**Problem**. Take the line containing "Give me a plain-text" and every line after it to the end of the records, and copy them exactly, excluding pictures.

>> start Materials provided

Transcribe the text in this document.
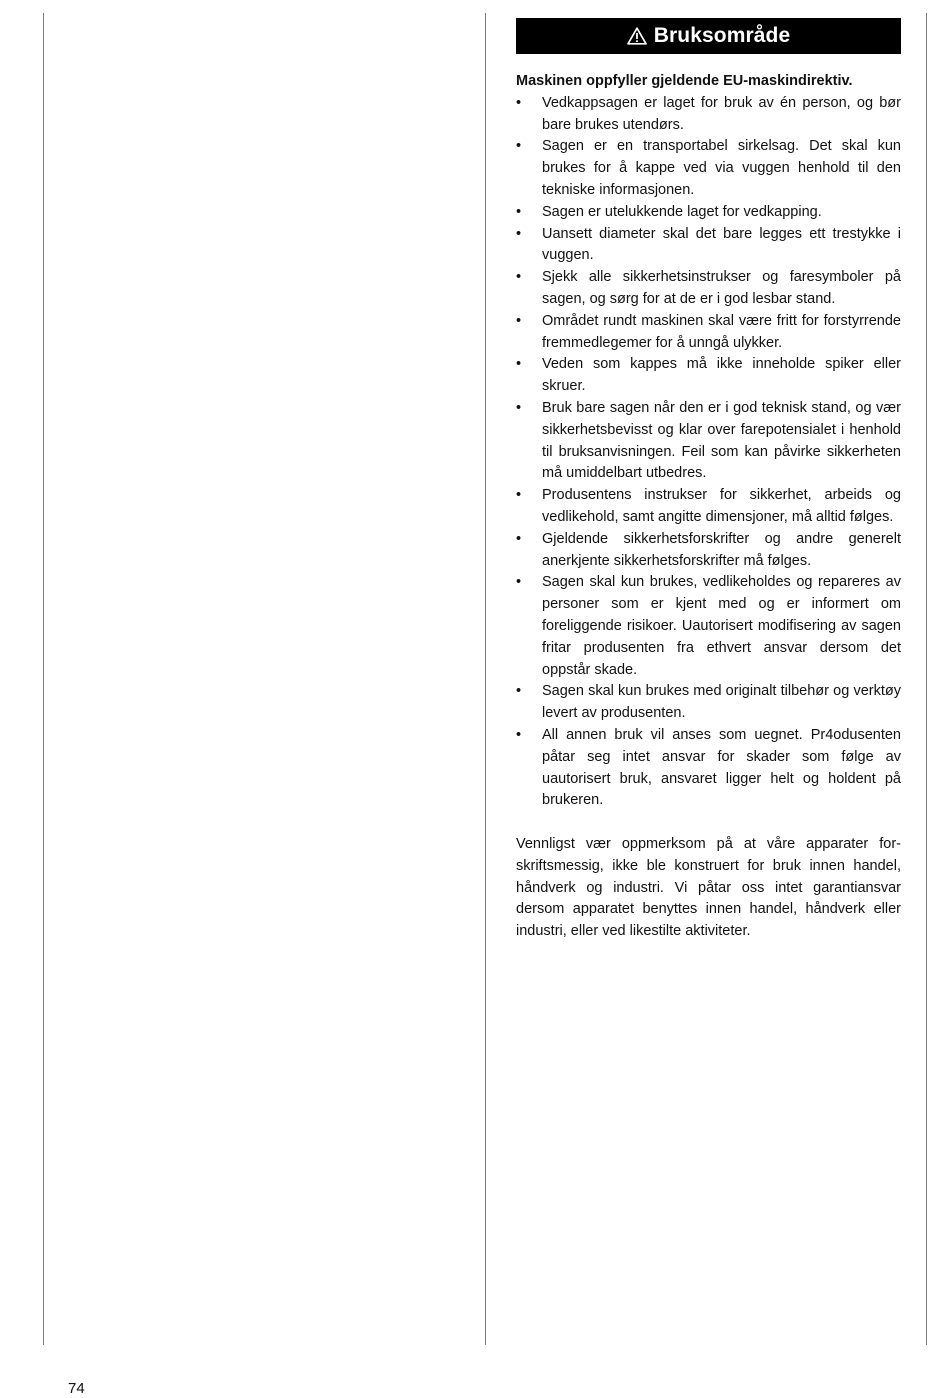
Bruksområde
Maskinen oppfyller gjeldende EU-maskindirektiv.
•	Vedkappsagen er laget for bruk av én person, og bør bare brukes utendørs.
•	Sagen er en transportabel sirkelsag. Det skal kun brukes for å kappe ved via vuggen henhold til den tekniske informasjonen.
•	Sagen er utelukkende laget for vedkapping.
•	Uansett diameter skal det bare legges ett trestykke i vuggen.
•	Sjekk alle sikkerhetsinstrukser og faresymboler på sagen, og sørg for at de er i god lesbar stand.
•	Området rundt maskinen skal være fritt for forstyrrende fremmedlegemer for å unngå ulykker.
•	Veden som kappes må ikke inneholde spiker eller skruer.
•	Bruk bare sagen når den er i god teknisk stand, og vær sikkerhetsbevisst og klar over farepotensialet i henhold til bruksanvisningen. Feil som kan påvirke sikkerheten må umiddelbart utbedres.
•	Produsentens instrukser for sikkerhet, arbeids og vedlikehold, samt angitte dimensjoner, må alltid følges.
•	Gjeldende sikkerhetsforskrifter og andre generelt anerkjente sikkerhetsforskrifter må følges.
•	Sagen skal kun brukes, vedlikeholdes og repareres av personer som er kjent med og er informert om foreliggende risikoer. Uautorisert modifisering av sagen fritar produsenten fra ethvert ansvar dersom det oppstår skade.
•	Sagen skal kun brukes med originalt tilbehør og verktøy levert av produsenten.
•	All annen bruk vil anses som uegnet. Pr4odusenten påtar seg intet ansvar for skader som følge av uautorisert bruk, ansvaret ligger helt og holdent på brukeren.
Vennligst vær oppmerksom på at våre apparater forskriftsmessig, ikke ble konstruert for bruk innen handel, håndverk og industri. Vi påtar oss intet garantiansvar dersom apparatet benyttes innen handel, håndverk eller industri, eller ved likestilte aktiviteter.
74
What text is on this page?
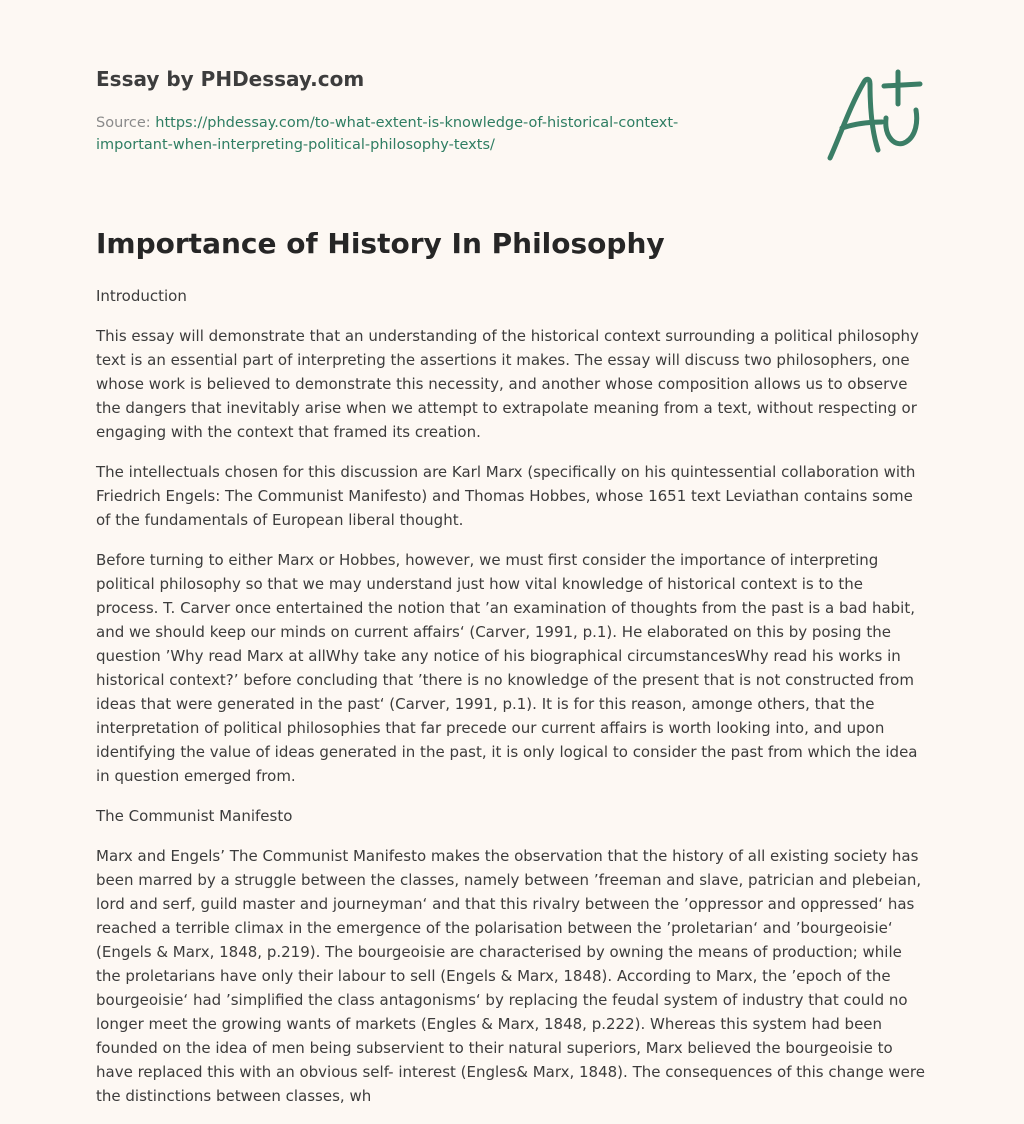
Essay by PHDessay.com
Source: https://phdessay.com/to-what-extent-is-knowledge-of-historical-context-
important-when-interpreting-political-philosophy-texts/
Importance of History In Philosophy

Introduction

This essay will demonstrate that an understanding of the historical context surrounding a political philosophy text is an essential part of interpreting the assertions it makes. The essay will discuss two philosophers, one whose work is believed to demonstrate this necessity, and another whose composition allows us to observe the dangers that inevitably arise when we attempt to extrapolate meaning from a text, without respecting or engaging with the context that framed its creation.

The intellectuals chosen for this discussion are Karl Marx (specifically on his quintessential collaboration with Friedrich Engels: The Communist Manifesto) and Thomas Hobbes, whose 1651 text Leviathan contains some of the fundamentals of European liberal thought.

Before turning to either Marx or Hobbes, however, we must first consider the importance of interpreting political philosophy so that we may understand just how vital knowledge of historical context is to the process. T. Carver once entertained the notion that ’an examination of thoughts from the past is a bad habit, and we should keep our minds on current affairs‘ (Carver, 1991, p.1). He elaborated on this by posing the question ’Why read Marx at allWhy take any notice of his biographical circumstancesWhy read his works in historical context?’ before concluding that ’there is no knowledge of the present that is not constructed from ideas that were generated in the past‘ (Carver, 1991, p.1). It is for this reason, amonge others, that the interpretation of political philosophies that far precede our current affairs is worth looking into, and upon identifying the value of ideas generated in the past, it is only logical to consider the past from which the idea in question emerged from.

The Communist Manifesto

Marx and Engels’ The Communist Manifesto makes the observation that the history of all existing society has been marred by a struggle between the classes, namely between ’freeman and slave, patrician and plebeian, lord and serf, guild master and journeyman‘ and that this rivalry between the ’oppressor and oppressed‘ has reached a terrible climax in the emergence of the polarisation between the ’proletarian‘ and ’bourgeoisie‘ (Engels & Marx, 1848, p.219). The bourgeoisie are characterised by owning the means of production; while the proletarians have only their labour to sell (Engels & Marx, 1848). According to Marx, the ’epoch of the bourgeoisie‘ had ’simplified the class antagonisms‘ by replacing the feudal system of industry that could no longer meet the growing wants of markets (Engles & Marx, 1848, p.222). Whereas this system had been founded on the idea of men being subservient to their natural superiors, Marx believed the bourgeoisie to have replaced this with an obvious self- interest (Engles& Marx, 1848). The consequences of this change were the distinctions between classes, wh
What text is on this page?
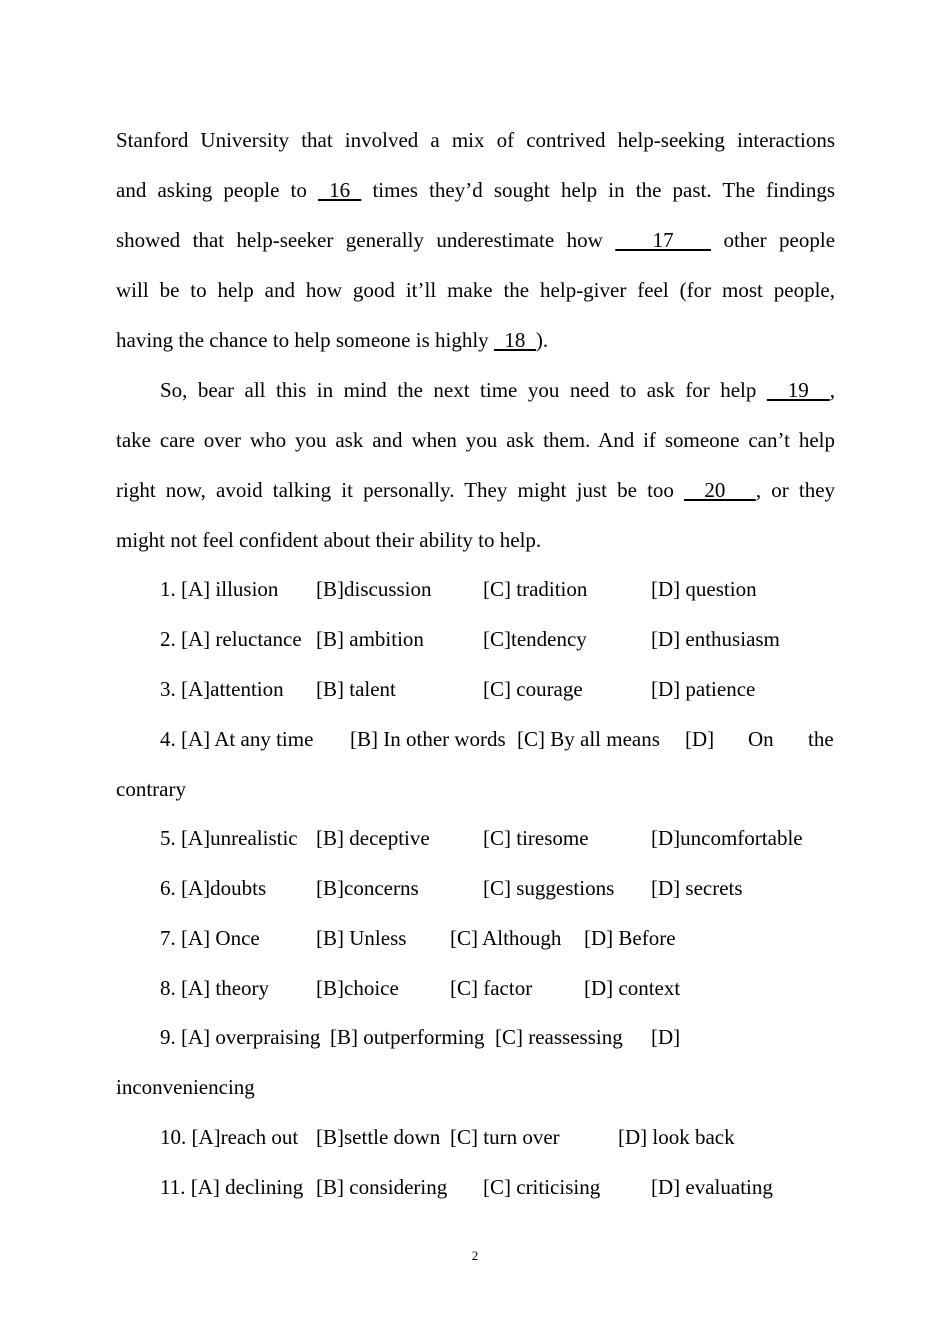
Stanford University that involved a mix of contrived help-seeking interactions
and asking people to  16  times they’d sought help in the past. The findings
showed that help-seeker generally underestimate how    17    other people
will be to help and how good it’ll make the help-giver feel (for most people,
having the chance to help someone is highly   18  ).
So, bear all this in mind the next time you need to ask for help   19  ,
take care over who you ask and when you ask them. And if someone can’t help
right now, avoid talking it personally. They might just be too   20   , or they
might not feel confident about their ability to help.
1. [A] illusion [B]discussion [C] tradition	[D] question
2. [A] reluctance [B] ambition	[C]tendency	[D] enthusiasm
3. [A]attention [B] talent	[C] courage	[D] patience
4. [A] At any time [B] In other words [C] By all means [D] On the
contrary
5. [A]unrealistic [B] deceptive	[C] tiresome	[D]uncomfortable
6. [A]doubts [B]concerns	[C] suggestions [D] secrets
7. [A] Once	[B] Unless [C] Although [D] Before
8. [A] theory [B]choice [C] factor [D] context
9. [A] overpraising [B] outperforming [C] reassessing [D]
inconveniencing
10. [A]reach out [B]settle down [C] turn over	[D] look back
11. [A] declining [B] considering [C] criticising [D] evaluating
2
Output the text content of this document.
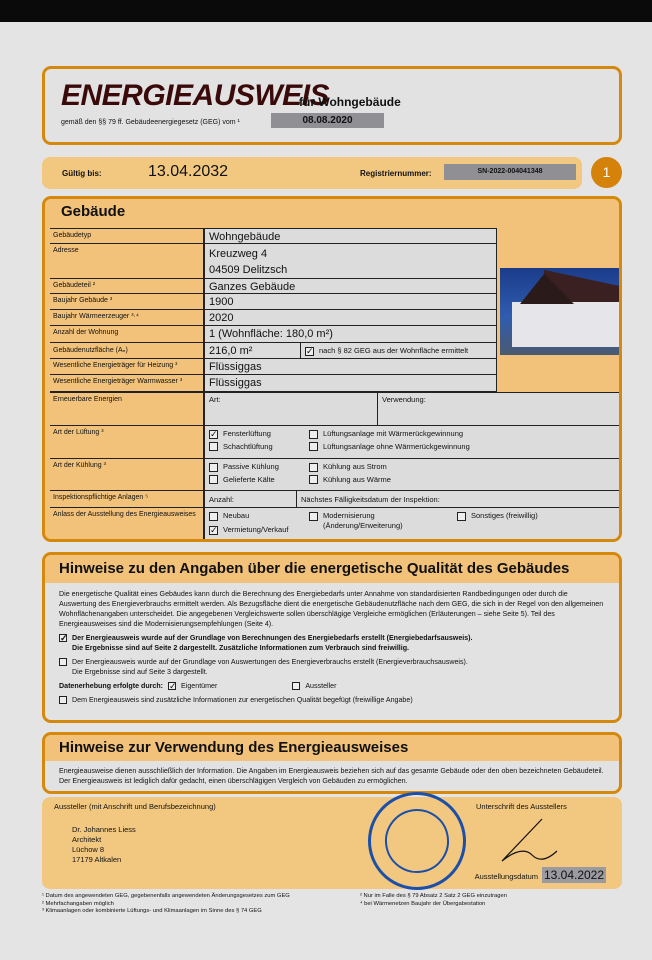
ENERGIEAUSWEIS
für Wohngebäude
gemäß den §§ 79 ff. Gebäudeenergiegesetz (GEG) vom ¹	08.08.2020
Gültig bis:	13.04.2032	Registriernummer:	SN-2022-004041348	1
Gebäude
Gebäudetyp	Wohngebäude
Adresse	Kreuzweg 4
04509 Delitzsch
Gebäudeteil ²	Ganzes Gebäude
Baujahr Gebäude ³	1900
Baujahr Wärmeerzeuger ³·⁴	2020
Anzahl der Wohnung	1 (Wohnfläche: 180,0 m²)
Gebäudenutzfläche (Aₙ)	216,0 m²	✓ nach § 82 GEG aus der Wohnfläche ermittelt
Wesentliche Energieträger für Heizung ³	Flüssiggas
Wesentliche Energieträger Warmwasser ³	Flüssiggas
Erneuerbare Energien	Art:	Verwendung:
Art der Lüftung ³	✓ Fensterlüftung	Lüftungsanlage mit Wärmerückgewinnung
Schachtlüftung	Lüftungsanlage ohne Wärmerückgewinnung
Art der Kühlung ³	Passive Kühlung	Kühlung aus Strom
Gelieferte Kälte	Kühlung aus Wärme
Inspektionspflichtige Anlagen ⁵	Anzahl:	Nächstes Fälligkeitsdatum der Inspektion:
Anlass der Ausstellung des Energieausweises	Neubau
✓ Vermietung/Verkauf
Modernisierung
(Änderung/Erweiterung)
Sonstiges (freiwillig)
Hinweise zu den Angaben über die energetische Qualität des Gebäudes
Die energetische Qualität eines Gebäudes kann durch die Berechnung des Energiebedarfs unter Annahme von standardisierten Randbedingungen oder durch die Auswertung des Energieverbrauchs ermittelt werden. Als Bezugsfläche dient die energetische Gebäudenutzfläche nach dem GEG, die sich in der Regel von den allgemeinen Wohnflächenangaben unterscheidet. Die angegebenen Vergleichswerte sollen überschlägige Vergleiche ermöglichen (Erläuterungen – siehe Seite 5). Teil des Energieausweises sind die Modernisierungsempfehlungen (Seite 4).
✓ Der Energieausweis wurde auf der Grundlage von Berechnungen des Energiebedarfs erstellt (Energiebedarfsausweis).
Die Ergebnisse sind auf Seite 2 dargestellt. Zusätzliche Informationen zum Verbrauch sind freiwillig.
Der Energieausweis wurde auf der Grundlage von Auswertungen des Energieverbrauchs erstellt (Energieverbrauchsausweis).
Die Ergebnisse sind auf Seite 3 dargestellt.
Datenerhebung erfolgte durch: ✓ Eigentümer	Aussteller
Dem Energieausweis sind zusätzliche Informationen zur energetischen Qualität begefügt (freiwillige Angabe)
Hinweise zur Verwendung des Energieausweises
Energieausweise dienen ausschließlich der Information. Die Angaben im Energieausweis beziehen sich auf das gesamte Gebäude oder den oben bezeichneten Gebäudeteil. Der Energieausweis ist lediglich dafür gedacht, einen überschlägigen Vergleich von Gebäuden zu ermöglichen.
Aussteller (mit Anschrift und Berufsbezeichnung)
Dr. Johannes Liess
Architekt
Lüchow 8
17179 Altkalen
Unterschrift des Ausstellers
Ausstellungsdatum 13.04.2022
¹ Datum des angewendeten GEG, gegebenenfalls angewendeten Änderungsgesetzes zum GEG
² Mehrfachangaben möglich
³ Klimaanlagen oder kombinierte Lüftungs- und Klimaanlagen im Sinne des § 74 GEG
² Nur im Falle des § 79 Absatz 2 Satz 2 GEG einzutragen
⁴ bei Wärmenetzen Baujahr der Übergabestation
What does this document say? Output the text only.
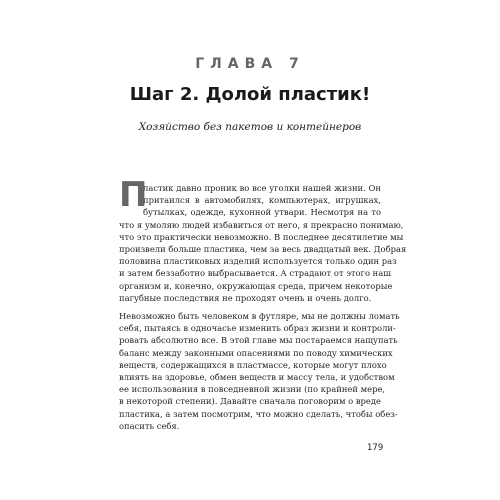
ГЛАВА 7
Шаг 2. Долой пластик!
Хозяйство без пакетов и контейнеров
П
ластик давно проник во все уголки нашей жизни. Он
притаился в автомобилях, компьютерах, игрушках,
бутылках, одежде, кухонной утвари. Несмотря на то
что я умоляю людей избавиться от него, я прекрасно понимаю,
что это практически невозможно. В последнее десятилетие мы
произвели больше пластика, чем за весь двадцатый век. Добрая
половина пластиковых изделий используется только один раз
и затем беззаботно выбрасывается. А страдают от этого наш
организм и, конечно, окружающая среда, причем некоторые
пагубные последствия не проходят очень и очень долго.
Невозможно быть человеком в футляре, мы не должны ломать
себя, пытаясь в одночасье изменить образ жизни и контроли-
ровать абсолютно все. В этой главе мы постараемся нащупать
баланс между законными опасениями по поводу химических
веществ, содержащихся в пластмассе, которые могут плохо
влиять на здоровье, обмен веществ и массу тела, и удобством
ее использования в повседневной жизни (по крайней мере,
в некоторой степени). Давайте сначала поговорим о вреде
пластика, а затем посмотрим, что можно сделать, чтобы обез-
опасить себя.
179
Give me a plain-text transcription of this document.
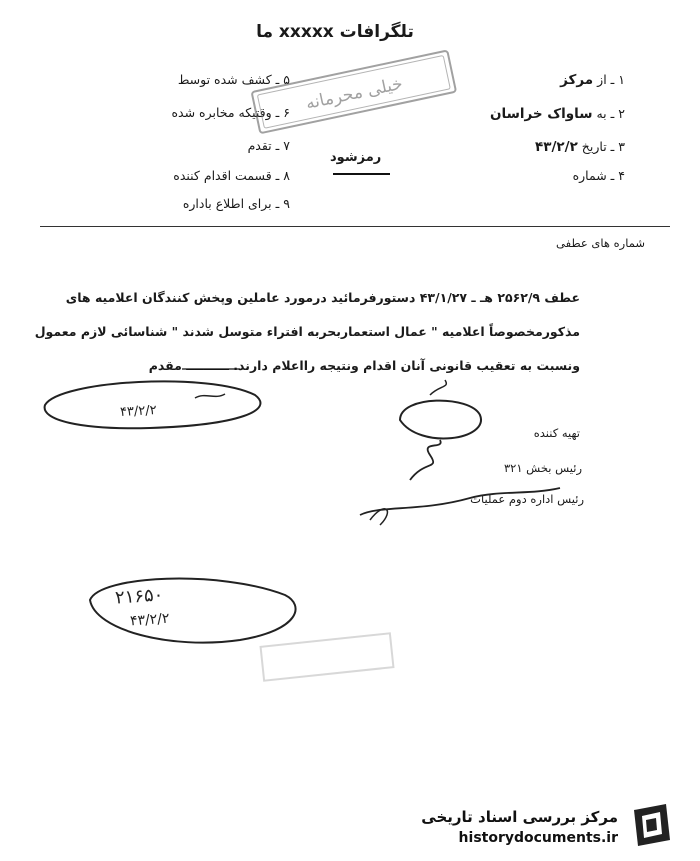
تلگرافات xxxxx ما
۱ ـ از مرکز
۲ ـ به ساواک خراسان
۳ ـ تاریخ ۴۳/۲/۲
۴ ـ شماره
۵ ـ کشف شده توسط
۶ ـ وقتیکه مخابره شده
۷ ـ تقدم
۸ ـ قسمت اقدام کننده
۹ ـ برای اطلاع باداره
رمزشود
شماره های عطفی
عطف ۲۵۶۲/۹ هـ ـ ۴۳/۱/۲۷ دستورفرمائید درمورد عاملین وپخش کنندگان اعلامیه های
مذکورمخصوصاً اعلامیه " عمال استعماربحربه افتراء متوسل شدند " شناسائی لازم معمول
ونسبت به تعقیب قانونی آنان اقدام ونتیجه رااعلام دارند. ــــــــــ مقدم
تهیه کننده
رئیس بخش ۳۲۱
رئیس اداره دوم عملیات
۴۳/۲/۲
۲۱۶۵۰
۴۳/۲/۲
خیلی محرمانه
مرکز بررسی اسناد تاریخی
historydocuments.ir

>> end Materials provided

**The response**.
Give me a plain-text transcription of this document.
تلگرافات xxxxx ما
۱ ـ از مرکز
۲ ـ به ساواک خراسان
۳ ـ تاریخ ۴۳/۲/۲
۴ ـ شماره
۵ ـ کشف شده توسط
۶ ـ وقتیکه مخابره شده
۷ ـ تقدم
۸ ـ قسمت اقدام کننده
۹ ـ برای اطلاع باداره
رمزشود
شماره های عطفی
عطف ۲۵۶۲/۹ هـ ـ ۴۳/۱/۲۷ دستورفرمائید درمورد عاملین وپخش کنندگان اعلامیه های
مذکورمخصوصاً اعلامیه " عمال استعماربحربه افتراء متوسل شدند " شناسائی لازم معمول
ونسبت به تعقیب قانونی آنان اقدام ونتیجه رااعلام دارند. ــــــــــ مقدم
تهیه کننده
رئیس بخش ۳۲۱
رئیس اداره دوم عملیات
۴۳/۲/۲
۲۱۶۵۰
۴۳/۲/۲
خیلی محرمانه
مرکز بررسی اسناد تاریخی
historydocuments.ir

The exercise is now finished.